• What the task requires:
Check each line of the entries below for the string "BINTI"; copy every line where it appears.

• Given information:
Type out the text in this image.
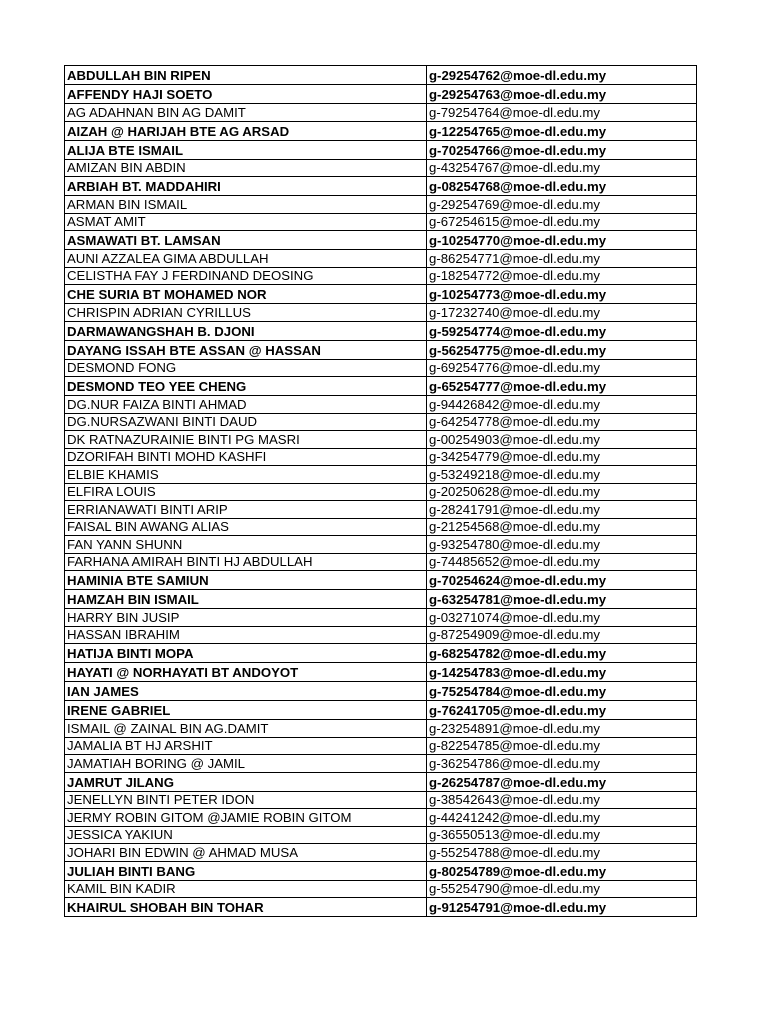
ABDULLAH BIN RIPEN	g-29254762@moe-dl.edu.my
AFFENDY HAJI SOETO	g-29254763@moe-dl.edu.my
AG ADAHNAN BIN AG DAMIT	g-79254764@moe-dl.edu.my
AIZAH @ HARIJAH BTE AG ARSAD	g-12254765@moe-dl.edu.my
ALIJA BTE ISMAIL	g-70254766@moe-dl.edu.my
AMIZAN BIN ABDIN	g-43254767@moe-dl.edu.my
ARBIAH BT. MADDAHIRI	g-08254768@moe-dl.edu.my
ARMAN BIN ISMAIL	g-29254769@moe-dl.edu.my
ASMAT AMIT	g-67254615@moe-dl.edu.my
ASMAWATI BT. LAMSAN	g-10254770@moe-dl.edu.my
AUNI AZZALEA GIMA ABDULLAH	g-86254771@moe-dl.edu.my
CELISTHA FAY J FERDINAND DEOSING	g-18254772@moe-dl.edu.my
CHE SURIA BT MOHAMED NOR	g-10254773@moe-dl.edu.my
CHRISPIN ADRIAN CYRILLUS	g-17232740@moe-dl.edu.my
DARMAWANGSHAH B. DJONI	g-59254774@moe-dl.edu.my
DAYANG ISSAH BTE ASSAN @ HASSAN	g-56254775@moe-dl.edu.my
DESMOND FONG	g-69254776@moe-dl.edu.my
DESMOND TEO YEE CHENG	g-65254777@moe-dl.edu.my
DG.NUR FAIZA BINTI AHMAD	g-94426842@moe-dl.edu.my
DG.NURSAZWANI BINTI DAUD	g-64254778@moe-dl.edu.my
DK RATNAZURAINIE BINTI PG MASRI	g-00254903@moe-dl.edu.my
DZORIFAH BINTI MOHD KASHFI	g-34254779@moe-dl.edu.my
ELBIE KHAMIS	g-53249218@moe-dl.edu.my
ELFIRA LOUIS	g-20250628@moe-dl.edu.my
ERRIANAWATI BINTI ARIP	g-28241791@moe-dl.edu.my
FAISAL BIN AWANG ALIAS	g-21254568@moe-dl.edu.my
FAN YANN SHUNN	g-93254780@moe-dl.edu.my
FARHANA AMIRAH BINTI HJ ABDULLAH	g-74485652@moe-dl.edu.my
HAMINIA BTE SAMIUN	g-70254624@moe-dl.edu.my
HAMZAH BIN ISMAIL	g-63254781@moe-dl.edu.my
HARRY BIN JUSIP	g-03271074@moe-dl.edu.my
HASSAN IBRAHIM	g-87254909@moe-dl.edu.my
HATIJA BINTI MOPA	g-68254782@moe-dl.edu.my
HAYATI @ NORHAYATI BT ANDOYOT	g-14254783@moe-dl.edu.my
IAN JAMES	g-75254784@moe-dl.edu.my
IRENE GABRIEL	g-76241705@moe-dl.edu.my
ISMAIL @ ZAINAL BIN AG.DAMIT	g-23254891@moe-dl.edu.my
JAMALIA BT HJ ARSHIT	g-82254785@moe-dl.edu.my
JAMATIAH BORING @ JAMIL	g-36254786@moe-dl.edu.my
JAMRUT JILANG	g-26254787@moe-dl.edu.my
JENELLYN BINTI PETER IDON	g-38542643@moe-dl.edu.my
JERMY ROBIN GITOM @JAMIE ROBIN GITOM	g-44241242@moe-dl.edu.my
JESSICA YAKIUN	g-36550513@moe-dl.edu.my
JOHARI BIN EDWIN @ AHMAD MUSA	g-55254788@moe-dl.edu.my
JULIAH BINTI BANG	g-80254789@moe-dl.edu.my
KAMIL BIN KADIR	g-55254790@moe-dl.edu.my
KHAIRUL SHOBAH BIN TOHAR	g-91254791@moe-dl.edu.my
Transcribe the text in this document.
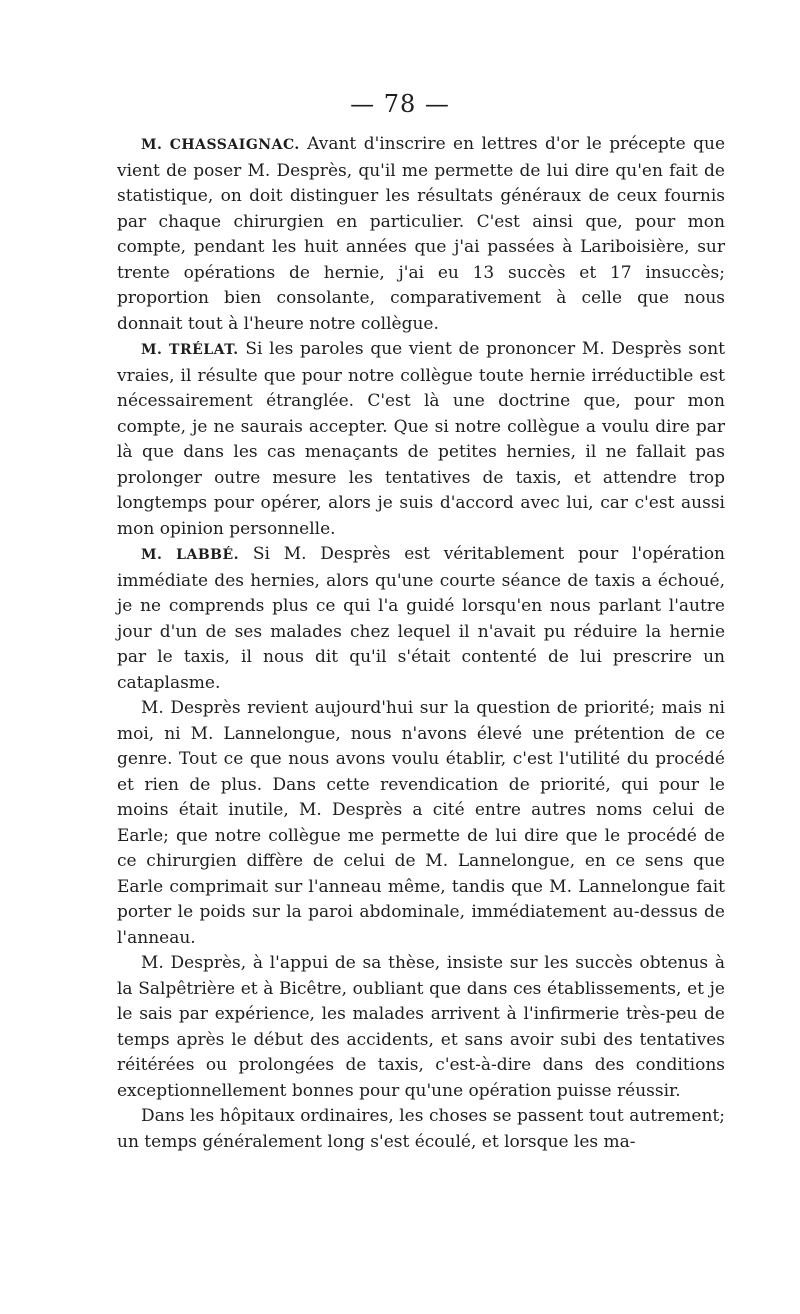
— 78 —

M. CHASSAIGNAC. Avant d'inscrire en lettres d'or le précepte que vient de poser M. Desprès, qu'il me permette de lui dire qu'en fait de statistique, on doit distinguer les résultats généraux de ceux fournis par chaque chirurgien en particulier. C'est ainsi que, pour mon compte, pendant les huit années que j'ai passées à Lariboisière, sur trente opérations de hernie, j'ai eu 13 succès et 17 insuccès; proportion bien consolante, comparativement à celle que nous donnait tout à l'heure notre collègue.

M. TRÉLAT. Si les paroles que vient de prononcer M. Desprès sont vraies, il résulte que pour notre collègue toute hernie irréductible est nécessairement étranglée. C'est là une doctrine que, pour mon compte, je ne saurais accepter. Que si notre collègue a voulu dire par là que dans les cas menaçants de petites hernies, il ne fallait pas prolonger outre mesure les tentatives de taxis, et attendre trop longtemps pour opérer, alors je suis d'accord avec lui, car c'est aussi mon opinion personnelle.

M. LABBÉ. Si M. Desprès est véritablement pour l'opération immédiate des hernies, alors qu'une courte séance de taxis a échoué, je ne comprends plus ce qui l'a guidé lorsqu'en nous parlant l'autre jour d'un de ses malades chez lequel il n'avait pu réduire la hernie par le taxis, il nous dit qu'il s'était contenté de lui prescrire un cataplasme.

M. Desprès revient aujourd'hui sur la question de priorité; mais ni moi, ni M. Lannelongue, nous n'avons élevé une prétention de ce genre. Tout ce que nous avons voulu établir, c'est l'utilité du procédé et rien de plus. Dans cette revendication de priorité, qui pour le moins était inutile, M. Desprès a cité entre autres noms celui de Earle; que notre collègue me permette de lui dire que le procédé de ce chirurgien diffère de celui de M. Lannelongue, en ce sens que Earle comprimait sur l'anneau même, tandis que M. Lannelongue fait porter le poids sur la paroi abdominale, immédiatement au-dessus de l'anneau.

M. Desprès, à l'appui de sa thèse, insiste sur les succès obtenus à la Salpêtrière et à Bicêtre, oubliant que dans ces établissements, et je le sais par expérience, les malades arrivent à l'infirmerie très-peu de temps après le début des accidents, et sans avoir subi des tentatives réitérées ou prolongées de taxis, c'est-à-dire dans des conditions exceptionnellement bonnes pour qu'une opération puisse réussir.

Dans les hôpitaux ordinaires, les choses se passent tout autrement; un temps généralement long s'est écoulé, et lorsque les ma-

• Task result:
DG.NUR FAIZA BINTI AHMAD	g-94426842@moe-dl.edu.my
DG.NURSAZWANI BINTI DAUD	g-64254778@moe-dl.edu.my
DK RATNAZURAINIE BINTI PG MASRI	g-00254903@moe-dl.edu.my
DZORIFAH BINTI MOHD KASHFI	g-34254779@moe-dl.edu.my
ERRIANAWATI BINTI ARIP	g-28241791@moe-dl.edu.my
FARHANA AMIRAH BINTI HJ ABDULLAH	g-74485652@moe-dl.edu.my
HATIJA BINTI MOPA	g-68254782@moe-dl.edu.my
JENELLYN BINTI PETER IDON	g-38542643@moe-dl.edu.my
JULIAH BINTI BANG	g-80254789@moe-dl.edu.my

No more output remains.